> _Instructions to follow_:
Copy out the entries that follow exactly, leaving every picture behind.

[Document content entries]
----

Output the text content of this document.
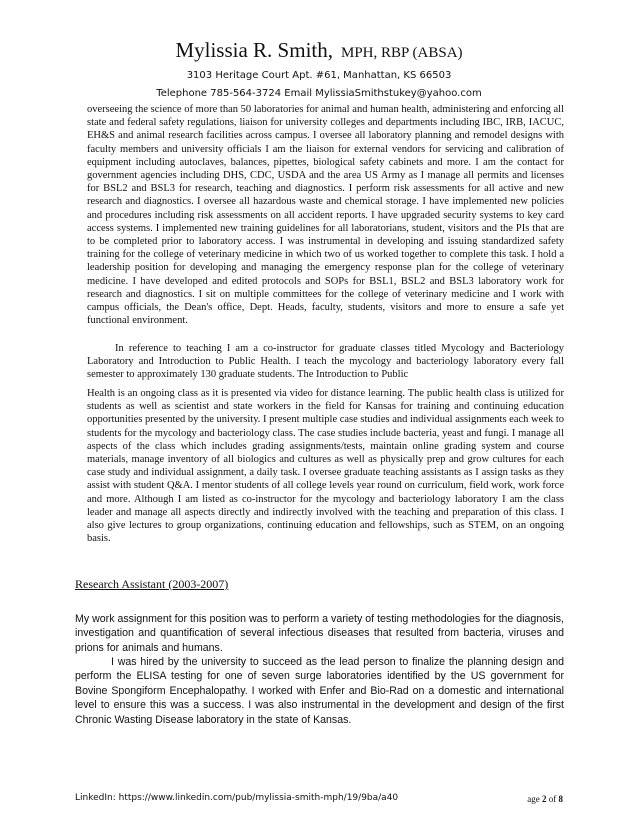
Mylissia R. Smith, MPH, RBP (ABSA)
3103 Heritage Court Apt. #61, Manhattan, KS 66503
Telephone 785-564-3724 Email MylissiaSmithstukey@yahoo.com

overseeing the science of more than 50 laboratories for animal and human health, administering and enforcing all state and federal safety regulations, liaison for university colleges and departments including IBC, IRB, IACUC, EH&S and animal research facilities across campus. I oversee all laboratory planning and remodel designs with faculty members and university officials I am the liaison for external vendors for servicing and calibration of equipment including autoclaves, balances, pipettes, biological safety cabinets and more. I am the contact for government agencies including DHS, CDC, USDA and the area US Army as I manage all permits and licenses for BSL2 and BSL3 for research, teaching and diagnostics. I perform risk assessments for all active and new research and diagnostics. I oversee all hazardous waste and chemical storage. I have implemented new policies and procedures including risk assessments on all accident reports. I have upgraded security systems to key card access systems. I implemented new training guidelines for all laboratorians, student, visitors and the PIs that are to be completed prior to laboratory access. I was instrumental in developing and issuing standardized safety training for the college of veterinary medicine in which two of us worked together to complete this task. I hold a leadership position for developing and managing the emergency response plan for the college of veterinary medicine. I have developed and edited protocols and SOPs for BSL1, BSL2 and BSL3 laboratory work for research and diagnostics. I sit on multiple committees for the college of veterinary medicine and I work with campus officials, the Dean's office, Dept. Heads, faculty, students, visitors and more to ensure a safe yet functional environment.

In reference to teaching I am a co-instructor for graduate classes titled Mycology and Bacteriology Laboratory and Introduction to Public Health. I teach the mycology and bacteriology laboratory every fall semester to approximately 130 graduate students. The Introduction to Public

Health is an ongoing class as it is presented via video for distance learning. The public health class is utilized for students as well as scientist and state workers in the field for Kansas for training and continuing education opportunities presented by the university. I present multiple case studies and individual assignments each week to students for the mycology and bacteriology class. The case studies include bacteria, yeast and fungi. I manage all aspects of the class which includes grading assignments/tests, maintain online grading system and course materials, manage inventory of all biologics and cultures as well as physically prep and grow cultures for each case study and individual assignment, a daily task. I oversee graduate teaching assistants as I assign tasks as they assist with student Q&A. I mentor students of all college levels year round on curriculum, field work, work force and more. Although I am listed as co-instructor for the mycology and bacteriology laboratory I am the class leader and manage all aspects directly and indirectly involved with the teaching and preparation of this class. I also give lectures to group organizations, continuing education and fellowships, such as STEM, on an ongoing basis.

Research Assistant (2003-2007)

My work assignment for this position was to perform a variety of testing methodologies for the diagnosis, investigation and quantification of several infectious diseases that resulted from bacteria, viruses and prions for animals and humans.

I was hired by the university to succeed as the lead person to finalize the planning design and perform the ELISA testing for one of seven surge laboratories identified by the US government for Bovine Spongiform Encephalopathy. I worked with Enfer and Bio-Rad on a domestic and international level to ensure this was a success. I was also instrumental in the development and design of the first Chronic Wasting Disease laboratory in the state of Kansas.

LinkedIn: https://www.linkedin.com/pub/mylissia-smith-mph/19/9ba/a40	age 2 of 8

----

> _Task solution_:
Output the text content of this document.
Mylissia R. Smith, MPH, RBP (ABSA)
3103 Heritage Court Apt. #61, Manhattan, KS 66503
Telephone 785-564-3724 Email MylissiaSmithstukey@yahoo.com

overseeing the science of more than 50 laboratories for animal and human health, administering and enforcing all state and federal safety regulations, liaison for university colleges and departments including IBC, IRB, IACUC, EH&S and animal research facilities across campus. I oversee all laboratory planning and remodel designs with faculty members and university officials I am the liaison for external vendors for servicing and calibration of equipment including autoclaves, balances, pipettes, biological safety cabinets and more. I am the contact for government agencies including DHS, CDC, USDA and the area US Army as I manage all permits and licenses for BSL2 and BSL3 for research, teaching and diagnostics. I perform risk assessments for all active and new research and diagnostics. I oversee all hazardous waste and chemical storage. I have implemented new policies and procedures including risk assessments on all accident reports. I have upgraded security systems to key card access systems. I implemented new training guidelines for all laboratorians, student, visitors and the PIs that are to be completed prior to laboratory access. I was instrumental in developing and issuing standardized safety training for the college of veterinary medicine in which two of us worked together to complete this task. I hold a leadership position for developing and managing the emergency response plan for the college of veterinary medicine. I have developed and edited protocols and SOPs for BSL1, BSL2 and BSL3 laboratory work for research and diagnostics. I sit on multiple committees for the college of veterinary medicine and I work with campus officials, the Dean's office, Dept. Heads, faculty, students, visitors and more to ensure a safe yet functional environment.

In reference to teaching I am a co-instructor for graduate classes titled Mycology and Bacteriology Laboratory and Introduction to Public Health. I teach the mycology and bacteriology laboratory every fall semester to approximately 130 graduate students. The Introduction to Public

Health is an ongoing class as it is presented via video for distance learning. The public health class is utilized for students as well as scientist and state workers in the field for Kansas for training and continuing education opportunities presented by the university. I present multiple case studies and individual assignments each week to students for the mycology and bacteriology class. The case studies include bacteria, yeast and fungi. I manage all aspects of the class which includes grading assignments/tests, maintain online grading system and course materials, manage inventory of all biologics and cultures as well as physically prep and grow cultures for each case study and individual assignment, a daily task. I oversee graduate teaching assistants as I assign tasks as they assist with student Q&A. I mentor students of all college levels year round on curriculum, field work, work force and more. Although I am listed as co-instructor for the mycology and bacteriology laboratory I am the class leader and manage all aspects directly and indirectly involved with the teaching and preparation of this class. I also give lectures to group organizations, continuing education and fellowships, such as STEM, on an ongoing basis.

Research Assistant (2003-2007)

My work assignment for this position was to perform a variety of testing methodologies for the diagnosis, investigation and quantification of several infectious diseases that resulted from bacteria, viruses and prions for animals and humans.

I was hired by the university to succeed as the lead person to finalize the planning design and perform the ELISA testing for one of seven surge laboratories identified by the US government for Bovine Spongiform Encephalopathy. I worked with Enfer and Bio-Rad on a domestic and international level to ensure this was a success. I was also instrumental in the development and design of the first Chronic Wasting Disease laboratory in the state of Kansas.

LinkedIn: https://www.linkedin.com/pub/mylissia-smith-mph/19/9ba/a40	age 2 of 8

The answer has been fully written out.